Gather all lines containing the string "screenshot" and copy them out.

(Dataset listings of figures)
══════

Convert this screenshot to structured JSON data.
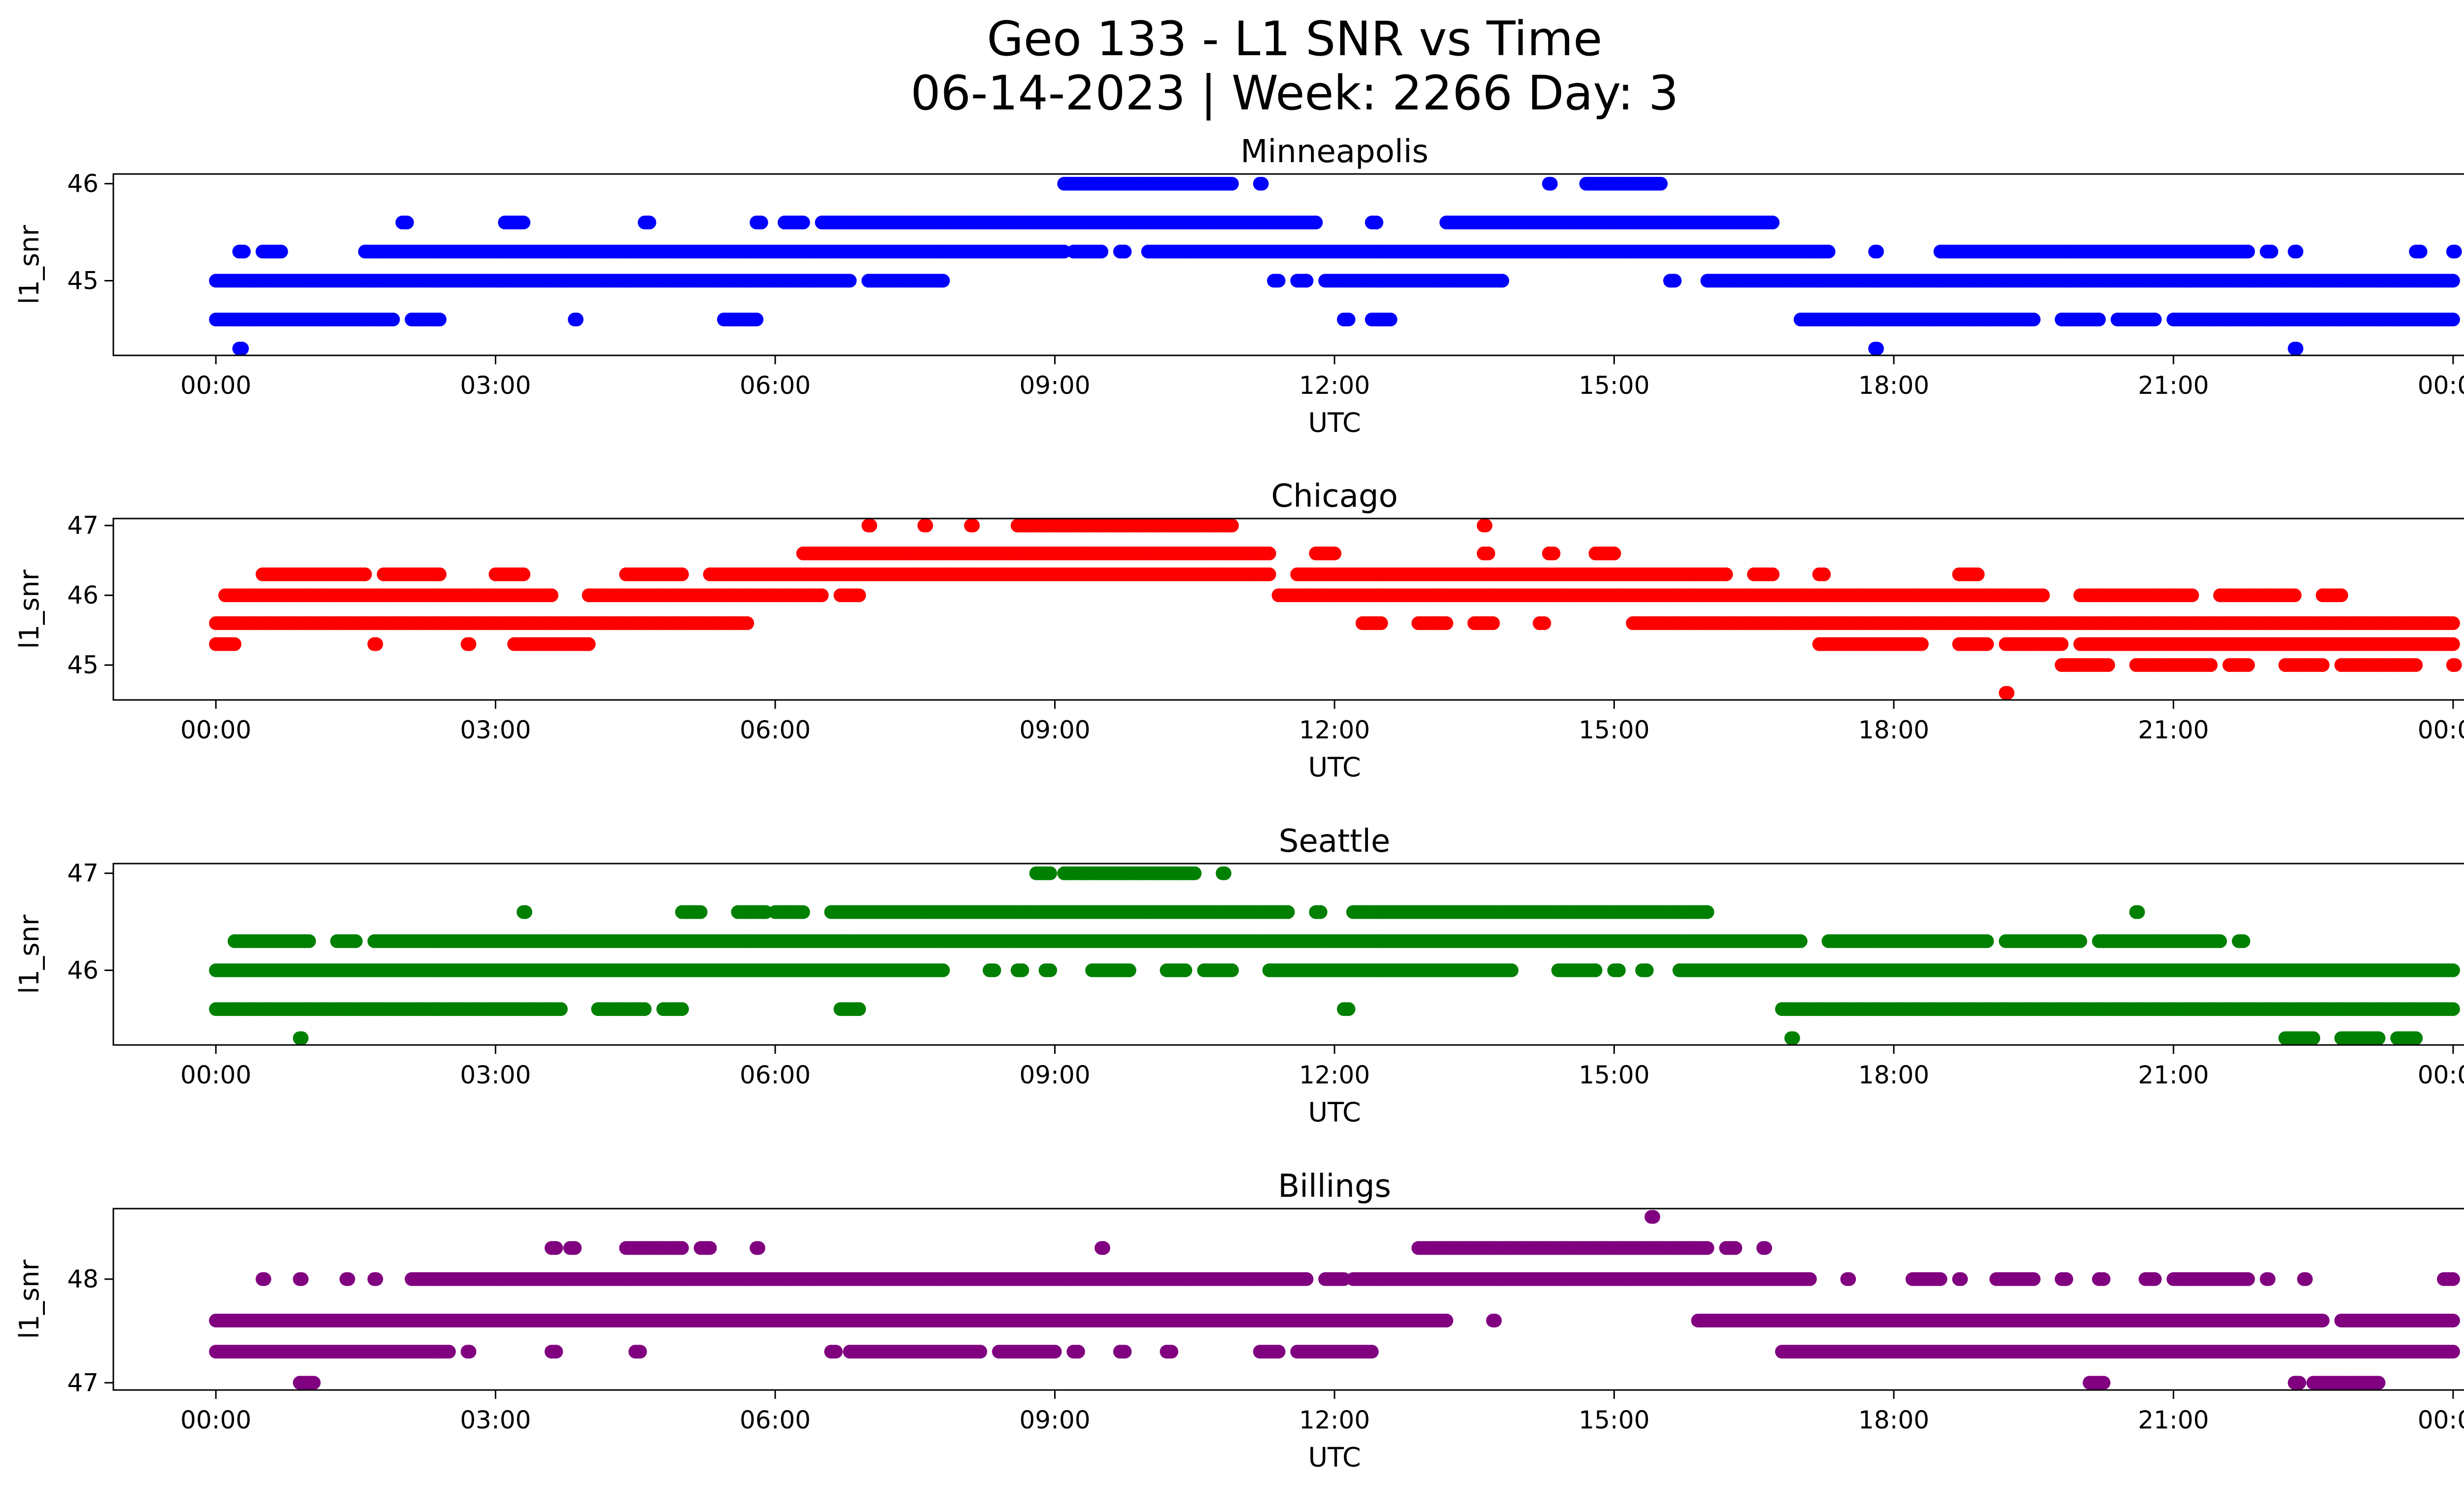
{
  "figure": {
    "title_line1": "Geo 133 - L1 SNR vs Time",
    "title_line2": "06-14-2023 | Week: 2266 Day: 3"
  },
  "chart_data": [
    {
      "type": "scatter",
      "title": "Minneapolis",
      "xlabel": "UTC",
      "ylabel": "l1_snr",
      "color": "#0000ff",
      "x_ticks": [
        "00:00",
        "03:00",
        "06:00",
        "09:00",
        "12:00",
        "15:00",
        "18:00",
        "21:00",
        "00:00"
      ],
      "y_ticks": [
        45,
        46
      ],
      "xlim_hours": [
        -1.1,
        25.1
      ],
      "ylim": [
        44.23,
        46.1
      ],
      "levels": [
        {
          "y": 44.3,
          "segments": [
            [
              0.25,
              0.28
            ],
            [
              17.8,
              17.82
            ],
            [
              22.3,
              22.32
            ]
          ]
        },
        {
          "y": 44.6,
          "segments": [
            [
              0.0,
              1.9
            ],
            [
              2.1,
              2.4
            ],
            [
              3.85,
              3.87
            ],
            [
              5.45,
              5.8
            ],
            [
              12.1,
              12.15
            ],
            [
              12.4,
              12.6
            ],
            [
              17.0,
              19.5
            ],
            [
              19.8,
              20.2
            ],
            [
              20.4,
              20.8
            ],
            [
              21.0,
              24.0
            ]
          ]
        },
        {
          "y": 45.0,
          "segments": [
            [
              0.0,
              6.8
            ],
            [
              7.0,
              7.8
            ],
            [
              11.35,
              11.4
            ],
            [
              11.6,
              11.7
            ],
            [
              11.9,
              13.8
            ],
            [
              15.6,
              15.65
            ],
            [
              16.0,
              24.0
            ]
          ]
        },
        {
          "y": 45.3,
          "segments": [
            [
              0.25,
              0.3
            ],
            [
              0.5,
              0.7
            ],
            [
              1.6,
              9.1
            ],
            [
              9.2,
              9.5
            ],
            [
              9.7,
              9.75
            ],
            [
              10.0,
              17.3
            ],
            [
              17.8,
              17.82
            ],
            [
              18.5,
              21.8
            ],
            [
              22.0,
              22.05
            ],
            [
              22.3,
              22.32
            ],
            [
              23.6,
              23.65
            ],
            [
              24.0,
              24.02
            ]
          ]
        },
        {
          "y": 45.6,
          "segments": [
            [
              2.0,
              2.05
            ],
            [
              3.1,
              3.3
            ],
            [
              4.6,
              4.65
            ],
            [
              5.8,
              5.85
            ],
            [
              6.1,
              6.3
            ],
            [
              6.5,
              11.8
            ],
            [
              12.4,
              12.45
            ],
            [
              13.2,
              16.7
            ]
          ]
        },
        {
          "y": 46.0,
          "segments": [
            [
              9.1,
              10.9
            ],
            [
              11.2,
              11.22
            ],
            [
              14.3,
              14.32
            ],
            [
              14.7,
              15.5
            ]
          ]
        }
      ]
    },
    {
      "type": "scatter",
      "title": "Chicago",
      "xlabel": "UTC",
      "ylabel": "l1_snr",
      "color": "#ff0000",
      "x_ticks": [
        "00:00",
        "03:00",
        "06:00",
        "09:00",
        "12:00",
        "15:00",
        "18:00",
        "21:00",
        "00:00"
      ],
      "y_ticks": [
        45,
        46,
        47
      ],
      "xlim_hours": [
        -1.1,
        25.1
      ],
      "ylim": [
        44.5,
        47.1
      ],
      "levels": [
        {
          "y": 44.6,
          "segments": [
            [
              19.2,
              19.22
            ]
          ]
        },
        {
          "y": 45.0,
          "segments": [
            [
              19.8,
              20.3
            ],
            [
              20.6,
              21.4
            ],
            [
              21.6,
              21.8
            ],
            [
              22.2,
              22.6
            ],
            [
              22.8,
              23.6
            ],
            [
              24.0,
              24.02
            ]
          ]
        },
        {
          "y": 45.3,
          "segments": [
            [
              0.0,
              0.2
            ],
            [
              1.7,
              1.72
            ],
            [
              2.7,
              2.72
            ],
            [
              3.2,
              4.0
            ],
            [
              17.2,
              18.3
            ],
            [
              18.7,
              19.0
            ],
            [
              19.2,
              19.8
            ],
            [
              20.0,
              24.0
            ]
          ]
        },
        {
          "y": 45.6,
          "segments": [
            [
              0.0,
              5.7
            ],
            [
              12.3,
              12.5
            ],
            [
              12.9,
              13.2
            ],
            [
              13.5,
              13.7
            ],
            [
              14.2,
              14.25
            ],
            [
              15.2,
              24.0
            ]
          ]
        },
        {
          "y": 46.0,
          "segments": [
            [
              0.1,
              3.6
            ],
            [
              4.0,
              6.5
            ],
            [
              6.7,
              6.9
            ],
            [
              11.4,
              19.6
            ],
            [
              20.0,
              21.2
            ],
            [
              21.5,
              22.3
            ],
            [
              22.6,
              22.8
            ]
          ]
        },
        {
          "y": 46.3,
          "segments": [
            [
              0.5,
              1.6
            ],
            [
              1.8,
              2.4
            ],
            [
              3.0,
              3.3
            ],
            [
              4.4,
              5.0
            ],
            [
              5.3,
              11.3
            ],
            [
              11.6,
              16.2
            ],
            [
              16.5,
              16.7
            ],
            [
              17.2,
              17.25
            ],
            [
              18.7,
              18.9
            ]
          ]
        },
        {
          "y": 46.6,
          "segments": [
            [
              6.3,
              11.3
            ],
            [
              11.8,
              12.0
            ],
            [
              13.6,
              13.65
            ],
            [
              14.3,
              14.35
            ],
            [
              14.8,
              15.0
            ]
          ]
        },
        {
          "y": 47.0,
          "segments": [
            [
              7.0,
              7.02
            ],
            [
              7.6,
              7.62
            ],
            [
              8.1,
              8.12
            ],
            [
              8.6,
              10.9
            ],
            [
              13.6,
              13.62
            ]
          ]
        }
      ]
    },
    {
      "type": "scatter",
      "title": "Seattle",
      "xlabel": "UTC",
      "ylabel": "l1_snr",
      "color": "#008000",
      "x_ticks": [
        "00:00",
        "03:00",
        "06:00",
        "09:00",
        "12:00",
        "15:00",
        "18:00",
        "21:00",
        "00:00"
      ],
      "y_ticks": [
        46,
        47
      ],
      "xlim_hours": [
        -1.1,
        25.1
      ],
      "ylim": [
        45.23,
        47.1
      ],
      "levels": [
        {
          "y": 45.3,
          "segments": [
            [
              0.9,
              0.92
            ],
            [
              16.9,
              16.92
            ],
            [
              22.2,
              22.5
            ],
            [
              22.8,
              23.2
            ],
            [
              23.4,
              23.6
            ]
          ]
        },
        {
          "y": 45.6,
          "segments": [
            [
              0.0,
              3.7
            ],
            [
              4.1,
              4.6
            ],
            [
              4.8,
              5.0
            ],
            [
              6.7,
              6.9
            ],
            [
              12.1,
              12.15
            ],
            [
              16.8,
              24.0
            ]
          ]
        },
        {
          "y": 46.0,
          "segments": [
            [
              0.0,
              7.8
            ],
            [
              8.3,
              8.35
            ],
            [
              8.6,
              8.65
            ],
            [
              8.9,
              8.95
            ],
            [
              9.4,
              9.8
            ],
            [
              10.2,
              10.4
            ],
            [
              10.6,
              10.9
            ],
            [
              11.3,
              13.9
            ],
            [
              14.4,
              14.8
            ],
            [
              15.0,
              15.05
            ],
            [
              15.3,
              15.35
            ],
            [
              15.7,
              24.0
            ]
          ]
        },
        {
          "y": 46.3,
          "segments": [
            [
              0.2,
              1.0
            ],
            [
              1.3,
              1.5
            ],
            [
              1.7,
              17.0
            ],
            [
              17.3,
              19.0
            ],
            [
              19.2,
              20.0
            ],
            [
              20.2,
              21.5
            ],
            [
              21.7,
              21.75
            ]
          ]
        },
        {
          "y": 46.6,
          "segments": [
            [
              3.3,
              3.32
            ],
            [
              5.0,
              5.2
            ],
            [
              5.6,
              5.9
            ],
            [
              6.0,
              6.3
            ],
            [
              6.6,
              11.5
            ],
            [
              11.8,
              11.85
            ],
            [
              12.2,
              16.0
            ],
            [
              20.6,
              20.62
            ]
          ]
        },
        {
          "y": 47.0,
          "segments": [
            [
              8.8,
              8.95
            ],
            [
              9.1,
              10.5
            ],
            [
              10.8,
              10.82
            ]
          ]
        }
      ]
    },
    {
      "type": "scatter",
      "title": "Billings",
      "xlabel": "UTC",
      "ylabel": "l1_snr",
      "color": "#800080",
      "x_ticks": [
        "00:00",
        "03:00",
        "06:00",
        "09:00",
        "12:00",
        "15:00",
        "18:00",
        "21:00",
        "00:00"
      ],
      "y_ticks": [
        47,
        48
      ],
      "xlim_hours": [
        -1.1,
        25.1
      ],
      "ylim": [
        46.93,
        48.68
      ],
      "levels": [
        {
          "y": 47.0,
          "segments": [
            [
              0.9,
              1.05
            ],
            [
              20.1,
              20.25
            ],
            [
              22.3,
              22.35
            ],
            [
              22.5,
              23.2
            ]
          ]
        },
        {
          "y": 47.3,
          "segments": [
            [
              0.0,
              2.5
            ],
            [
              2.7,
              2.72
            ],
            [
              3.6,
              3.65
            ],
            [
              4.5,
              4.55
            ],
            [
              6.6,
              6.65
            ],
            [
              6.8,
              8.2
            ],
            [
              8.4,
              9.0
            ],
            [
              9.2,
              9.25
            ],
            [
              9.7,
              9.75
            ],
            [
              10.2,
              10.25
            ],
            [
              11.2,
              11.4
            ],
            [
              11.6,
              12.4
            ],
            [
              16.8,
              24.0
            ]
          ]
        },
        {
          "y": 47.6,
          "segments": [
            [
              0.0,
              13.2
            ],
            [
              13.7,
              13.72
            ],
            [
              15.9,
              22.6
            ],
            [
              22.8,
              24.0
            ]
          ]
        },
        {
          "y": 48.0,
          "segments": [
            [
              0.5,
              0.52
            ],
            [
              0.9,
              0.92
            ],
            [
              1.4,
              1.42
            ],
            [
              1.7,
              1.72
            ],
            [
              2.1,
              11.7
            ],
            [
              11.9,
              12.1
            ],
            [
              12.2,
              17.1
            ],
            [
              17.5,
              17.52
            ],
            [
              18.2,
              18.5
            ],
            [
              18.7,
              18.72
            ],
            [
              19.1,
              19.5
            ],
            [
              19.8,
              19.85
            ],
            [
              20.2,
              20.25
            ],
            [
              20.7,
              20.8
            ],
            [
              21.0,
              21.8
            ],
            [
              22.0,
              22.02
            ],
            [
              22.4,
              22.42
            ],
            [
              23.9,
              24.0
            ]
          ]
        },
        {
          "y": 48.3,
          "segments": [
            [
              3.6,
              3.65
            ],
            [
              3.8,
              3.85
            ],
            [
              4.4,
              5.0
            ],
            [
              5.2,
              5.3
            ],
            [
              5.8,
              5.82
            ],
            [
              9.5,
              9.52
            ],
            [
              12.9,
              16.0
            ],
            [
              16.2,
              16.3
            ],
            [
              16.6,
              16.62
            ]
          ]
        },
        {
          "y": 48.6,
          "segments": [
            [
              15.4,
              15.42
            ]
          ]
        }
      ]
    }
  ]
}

══════

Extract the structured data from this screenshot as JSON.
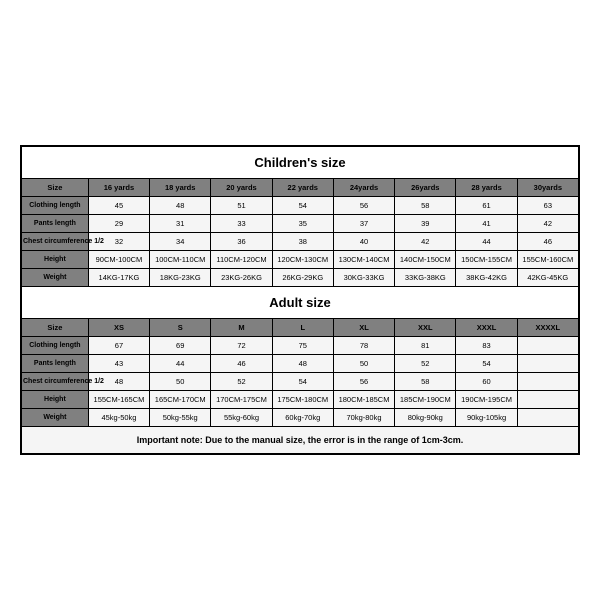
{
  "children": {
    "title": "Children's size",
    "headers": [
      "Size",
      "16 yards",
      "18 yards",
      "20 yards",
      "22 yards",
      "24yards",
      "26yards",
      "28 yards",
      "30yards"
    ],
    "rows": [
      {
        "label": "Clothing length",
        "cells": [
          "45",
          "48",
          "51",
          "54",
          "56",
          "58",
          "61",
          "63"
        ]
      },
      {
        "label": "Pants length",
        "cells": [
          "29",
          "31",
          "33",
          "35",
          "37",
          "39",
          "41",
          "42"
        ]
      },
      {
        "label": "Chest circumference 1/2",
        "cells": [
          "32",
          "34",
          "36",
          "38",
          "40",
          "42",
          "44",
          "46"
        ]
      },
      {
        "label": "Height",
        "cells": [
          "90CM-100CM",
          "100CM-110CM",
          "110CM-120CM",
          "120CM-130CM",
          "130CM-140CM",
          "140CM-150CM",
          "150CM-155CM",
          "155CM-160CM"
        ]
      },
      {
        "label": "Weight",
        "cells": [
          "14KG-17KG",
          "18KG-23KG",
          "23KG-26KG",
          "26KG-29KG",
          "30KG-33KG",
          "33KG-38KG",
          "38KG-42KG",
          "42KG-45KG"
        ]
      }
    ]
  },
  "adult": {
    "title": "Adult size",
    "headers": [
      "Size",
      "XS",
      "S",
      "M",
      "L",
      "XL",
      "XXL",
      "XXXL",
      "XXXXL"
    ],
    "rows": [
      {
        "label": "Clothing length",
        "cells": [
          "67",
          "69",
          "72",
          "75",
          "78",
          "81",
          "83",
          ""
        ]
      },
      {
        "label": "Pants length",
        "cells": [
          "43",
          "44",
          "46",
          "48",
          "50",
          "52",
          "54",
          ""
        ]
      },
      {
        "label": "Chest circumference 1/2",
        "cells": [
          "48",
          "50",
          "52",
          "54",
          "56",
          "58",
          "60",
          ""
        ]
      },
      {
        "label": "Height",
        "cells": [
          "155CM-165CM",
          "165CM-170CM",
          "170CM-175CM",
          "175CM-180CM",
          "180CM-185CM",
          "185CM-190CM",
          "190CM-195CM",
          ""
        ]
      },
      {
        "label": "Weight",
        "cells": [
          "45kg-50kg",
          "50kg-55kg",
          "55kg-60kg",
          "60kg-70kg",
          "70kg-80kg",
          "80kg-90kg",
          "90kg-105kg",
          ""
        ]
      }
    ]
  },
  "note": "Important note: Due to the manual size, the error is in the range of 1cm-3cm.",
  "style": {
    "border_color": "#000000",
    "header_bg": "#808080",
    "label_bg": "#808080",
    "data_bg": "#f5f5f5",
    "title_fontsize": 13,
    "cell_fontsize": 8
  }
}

══════

### Problem solution
Convert this screenshot to structured JSON data.
Extract the structured data from this screenshot as JSON.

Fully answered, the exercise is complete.